▶ Material for the task:

______

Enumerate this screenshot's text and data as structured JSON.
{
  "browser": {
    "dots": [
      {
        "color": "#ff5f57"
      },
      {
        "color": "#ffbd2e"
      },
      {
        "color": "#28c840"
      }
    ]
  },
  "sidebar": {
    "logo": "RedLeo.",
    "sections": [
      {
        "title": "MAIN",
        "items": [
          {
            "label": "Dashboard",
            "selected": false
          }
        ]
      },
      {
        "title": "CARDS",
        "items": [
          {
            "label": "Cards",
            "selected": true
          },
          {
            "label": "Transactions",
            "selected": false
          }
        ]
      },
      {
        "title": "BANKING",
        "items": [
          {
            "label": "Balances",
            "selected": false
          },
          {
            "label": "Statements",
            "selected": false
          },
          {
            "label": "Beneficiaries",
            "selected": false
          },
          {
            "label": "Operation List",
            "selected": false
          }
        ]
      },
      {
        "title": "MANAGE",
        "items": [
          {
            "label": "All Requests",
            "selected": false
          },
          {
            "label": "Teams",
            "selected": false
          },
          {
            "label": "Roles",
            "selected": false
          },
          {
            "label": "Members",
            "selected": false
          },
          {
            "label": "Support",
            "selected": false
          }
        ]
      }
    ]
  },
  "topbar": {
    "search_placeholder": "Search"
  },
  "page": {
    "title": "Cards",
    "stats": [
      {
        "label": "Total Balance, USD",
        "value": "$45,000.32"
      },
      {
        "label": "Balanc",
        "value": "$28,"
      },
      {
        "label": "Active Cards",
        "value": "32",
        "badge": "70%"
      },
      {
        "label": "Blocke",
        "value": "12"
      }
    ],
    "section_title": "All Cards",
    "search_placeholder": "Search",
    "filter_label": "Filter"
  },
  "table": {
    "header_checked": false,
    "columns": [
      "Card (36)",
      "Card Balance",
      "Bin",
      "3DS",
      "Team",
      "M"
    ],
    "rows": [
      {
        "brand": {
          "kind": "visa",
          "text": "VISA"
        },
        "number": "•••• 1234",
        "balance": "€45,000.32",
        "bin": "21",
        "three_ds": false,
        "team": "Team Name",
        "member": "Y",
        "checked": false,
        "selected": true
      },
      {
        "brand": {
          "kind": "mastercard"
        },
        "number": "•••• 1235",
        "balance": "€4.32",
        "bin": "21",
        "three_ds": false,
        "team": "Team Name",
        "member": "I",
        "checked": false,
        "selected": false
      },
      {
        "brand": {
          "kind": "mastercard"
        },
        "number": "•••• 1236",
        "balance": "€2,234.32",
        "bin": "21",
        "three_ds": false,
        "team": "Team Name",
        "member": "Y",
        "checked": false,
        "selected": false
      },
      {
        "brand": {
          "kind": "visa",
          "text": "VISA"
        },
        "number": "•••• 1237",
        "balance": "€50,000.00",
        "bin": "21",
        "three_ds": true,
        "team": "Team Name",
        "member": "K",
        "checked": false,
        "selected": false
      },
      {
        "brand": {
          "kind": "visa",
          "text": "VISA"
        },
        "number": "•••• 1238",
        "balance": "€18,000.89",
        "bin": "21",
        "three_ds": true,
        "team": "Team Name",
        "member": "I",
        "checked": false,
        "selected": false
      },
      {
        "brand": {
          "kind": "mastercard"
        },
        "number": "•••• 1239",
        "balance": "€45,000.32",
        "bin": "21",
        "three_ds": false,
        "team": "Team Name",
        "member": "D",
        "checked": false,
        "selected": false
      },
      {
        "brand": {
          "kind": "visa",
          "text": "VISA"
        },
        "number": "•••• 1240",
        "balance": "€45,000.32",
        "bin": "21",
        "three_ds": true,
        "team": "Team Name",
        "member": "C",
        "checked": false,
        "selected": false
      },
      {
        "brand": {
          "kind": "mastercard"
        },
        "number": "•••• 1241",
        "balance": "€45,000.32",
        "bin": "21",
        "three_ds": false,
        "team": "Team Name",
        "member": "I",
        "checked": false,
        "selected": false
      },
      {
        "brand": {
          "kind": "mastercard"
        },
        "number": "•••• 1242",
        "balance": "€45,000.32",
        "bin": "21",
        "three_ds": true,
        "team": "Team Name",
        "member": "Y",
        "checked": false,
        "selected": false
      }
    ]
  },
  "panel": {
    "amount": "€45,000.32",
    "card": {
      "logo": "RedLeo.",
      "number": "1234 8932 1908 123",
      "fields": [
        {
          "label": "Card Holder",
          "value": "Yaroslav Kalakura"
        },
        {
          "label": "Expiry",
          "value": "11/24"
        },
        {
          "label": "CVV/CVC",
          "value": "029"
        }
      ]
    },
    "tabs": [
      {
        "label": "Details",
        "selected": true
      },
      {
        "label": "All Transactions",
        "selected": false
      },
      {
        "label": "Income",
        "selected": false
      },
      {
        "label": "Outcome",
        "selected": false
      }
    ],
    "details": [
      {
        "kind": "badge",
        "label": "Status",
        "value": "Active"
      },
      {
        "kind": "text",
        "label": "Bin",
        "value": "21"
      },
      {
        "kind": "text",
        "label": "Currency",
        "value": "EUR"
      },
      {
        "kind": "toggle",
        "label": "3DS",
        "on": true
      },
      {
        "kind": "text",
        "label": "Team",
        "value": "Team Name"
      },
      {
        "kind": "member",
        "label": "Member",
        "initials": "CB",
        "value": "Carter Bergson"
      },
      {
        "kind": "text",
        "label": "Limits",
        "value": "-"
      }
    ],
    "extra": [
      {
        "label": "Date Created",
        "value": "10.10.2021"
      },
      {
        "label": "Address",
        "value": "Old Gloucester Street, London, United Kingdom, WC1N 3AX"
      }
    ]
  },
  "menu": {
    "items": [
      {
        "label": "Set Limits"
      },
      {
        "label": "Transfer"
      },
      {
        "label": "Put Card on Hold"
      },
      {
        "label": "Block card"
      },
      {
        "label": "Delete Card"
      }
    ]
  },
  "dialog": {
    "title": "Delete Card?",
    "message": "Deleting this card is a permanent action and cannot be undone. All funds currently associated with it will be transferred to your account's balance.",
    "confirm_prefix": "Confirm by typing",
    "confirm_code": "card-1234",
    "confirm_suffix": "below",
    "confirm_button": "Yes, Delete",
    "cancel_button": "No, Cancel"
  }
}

______

▶ Exercise aim:
Exactly as written, please output every entry.

▶ Completed task:
Enumerate this screenshot's text and data as structured JSON.
{
  "browser": {
    "dots": [
      {
        "color": "#ff5f57"
      },
      {
        "color": "#ffbd2e"
      },
      {
        "color": "#28c840"
      }
    ]
  },
  "sidebar": {
    "logo": "RedLeo.",
    "sections": [
      {
        "title": "MAIN",
        "items": [
          {
            "label": "Dashboard",
            "selected": false
          }
        ]
      },
      {
        "title": "CARDS",
        "items": [
          {
            "label": "Cards",
            "selected": true
          },
          {
            "label": "Transactions",
            "selected": false
          }
        ]
      },
      {
        "title": "BANKING",
        "items": [
          {
            "label": "Balances",
            "selected": false
          },
          {
            "label": "Statements",
            "selected": false
          },
          {
            "label": "Beneficiaries",
            "selected": false
          },
          {
            "label": "Operation List",
            "selected": false
          }
        ]
      },
      {
        "title": "MANAGE",
        "items": [
          {
            "label": "All Requests",
            "selected": false
          },
          {
            "label": "Teams",
            "selected": false
          },
          {
            "label": "Roles",
            "selected": false
          },
          {
            "label": "Members",
            "selected": false
          },
          {
            "label": "Support",
            "selected": false
          }
        ]
      }
    ]
  },
  "topbar": {
    "search_placeholder": "Search"
  },
  "page": {
    "title": "Cards",
    "stats": [
      {
        "label": "Total Balance, USD",
        "value": "$45,000.32"
      },
      {
        "label": "Balanc",
        "value": "$28,"
      },
      {
        "label": "Active Cards",
        "value": "32",
        "badge": "70%"
      },
      {
        "label": "Blocke",
        "value": "12"
      }
    ],
    "section_title": "All Cards",
    "search_placeholder": "Search",
    "filter_label": "Filter"
  },
  "table": {
    "header_checked": false,
    "columns": [
      "Card (36)",
      "Card Balance",
      "Bin",
      "3DS",
      "Team",
      "M"
    ],
    "rows": [
      {
        "brand": {
          "kind": "visa",
          "text": "VISA"
        },
        "number": "•••• 1234",
        "balance": "€45,000.32",
        "bin": "21",
        "three_ds": false,
        "team": "Team Name",
        "member": "Y",
        "checked": false,
        "selected": true
      },
      {
        "brand": {
          "kind": "mastercard"
        },
        "number": "•••• 1235",
        "balance": "€4.32",
        "bin": "21",
        "three_ds": false,
        "team": "Team Name",
        "member": "I",
        "checked": false,
        "selected": false
      },
      {
        "brand": {
          "kind": "mastercard"
        },
        "number": "•••• 1236",
        "balance": "€2,234.32",
        "bin": "21",
        "three_ds": false,
        "team": "Team Name",
        "member": "Y",
        "checked": false,
        "selected": false
      },
      {
        "brand": {
          "kind": "visa",
          "text": "VISA"
        },
        "number": "•••• 1237",
        "balance": "€50,000.00",
        "bin": "21",
        "three_ds": true,
        "team": "Team Name",
        "member": "K",
        "checked": false,
        "selected": false
      },
      {
        "brand": {
          "kind": "visa",
          "text": "VISA"
        },
        "number": "•••• 1238",
        "balance": "€18,000.89",
        "bin": "21",
        "three_ds": true,
        "team": "Team Name",
        "member": "I",
        "checked": false,
        "selected": false
      },
      {
        "brand": {
          "kind": "mastercard"
        },
        "number": "•••• 1239",
        "balance": "€45,000.32",
        "bin": "21",
        "three_ds": false,
        "team": "Team Name",
        "member": "D",
        "checked": false,
        "selected": false
      },
      {
        "brand": {
          "kind": "visa",
          "text": "VISA"
        },
        "number": "•••• 1240",
        "balance": "€45,000.32",
        "bin": "21",
        "three_ds": true,
        "team": "Team Name",
        "member": "C",
        "checked": false,
        "selected": false
      },
      {
        "brand": {
          "kind": "mastercard"
        },
        "number": "•••• 1241",
        "balance": "€45,000.32",
        "bin": "21",
        "three_ds": false,
        "team": "Team Name",
        "member": "I",
        "checked": false,
        "selected": false
      },
      {
        "brand": {
          "kind": "mastercard"
        },
        "number": "•••• 1242",
        "balance": "€45,000.32",
        "bin": "21",
        "three_ds": true,
        "team": "Team Name",
        "member": "Y",
        "checked": false,
        "selected": false
      }
    ]
  },
  "panel": {
    "amount": "€45,000.32",
    "card": {
      "logo": "RedLeo.",
      "number": "1234 8932 1908 123",
      "fields": [
        {
          "label": "Card Holder",
          "value": "Yaroslav Kalakura"
        },
        {
          "label": "Expiry",
          "value": "11/24"
        },
        {
          "label": "CVV/CVC",
          "value": "029"
        }
      ]
    },
    "tabs": [
      {
        "label": "Details",
        "selected": true
      },
      {
        "label": "All Transactions",
        "selected": false
      },
      {
        "label": "Income",
        "selected": false
      },
      {
        "label": "Outcome",
        "selected": false
      }
    ],
    "details": [
      {
        "kind": "badge",
        "label": "Status",
        "value": "Active"
      },
      {
        "kind": "text",
        "label": "Bin",
        "value": "21"
      },
      {
        "kind": "text",
        "label": "Currency",
        "value": "EUR"
      },
      {
        "kind": "toggle",
        "label": "3DS",
        "on": true
      },
      {
        "kind": "text",
        "label": "Team",
        "value": "Team Name"
      },
      {
        "kind": "member",
        "label": "Member",
        "initials": "CB",
        "value": "Carter Bergson"
      },
      {
        "kind": "text",
        "label": "Limits",
        "value": "-"
      }
    ],
    "extra": [
      {
        "label": "Date Created",
        "value": "10.10.2021"
      },
      {
        "label": "Address",
        "value": "Old Gloucester Street, London, United Kingdom, WC1N 3AX"
      }
    ]
  },
  "menu": {
    "items": [
      {
        "label": "Set Limits"
      },
      {
        "label": "Transfer"
      },
      {
        "label": "Put Card on Hold"
      },
      {
        "label": "Block card"
      },
      {
        "label": "Delete Card"
      }
    ]
  },
  "dialog": {
    "title": "Delete Card?",
    "message": "Deleting this card is a permanent action and cannot be undone. All funds currently associated with it will be transferred to your account's balance.",
    "confirm_prefix": "Confirm by typing",
    "confirm_code": "card-1234",
    "confirm_suffix": "below",
    "confirm_button": "Yes, Delete",
    "cancel_button": "No, Cancel"
  }
}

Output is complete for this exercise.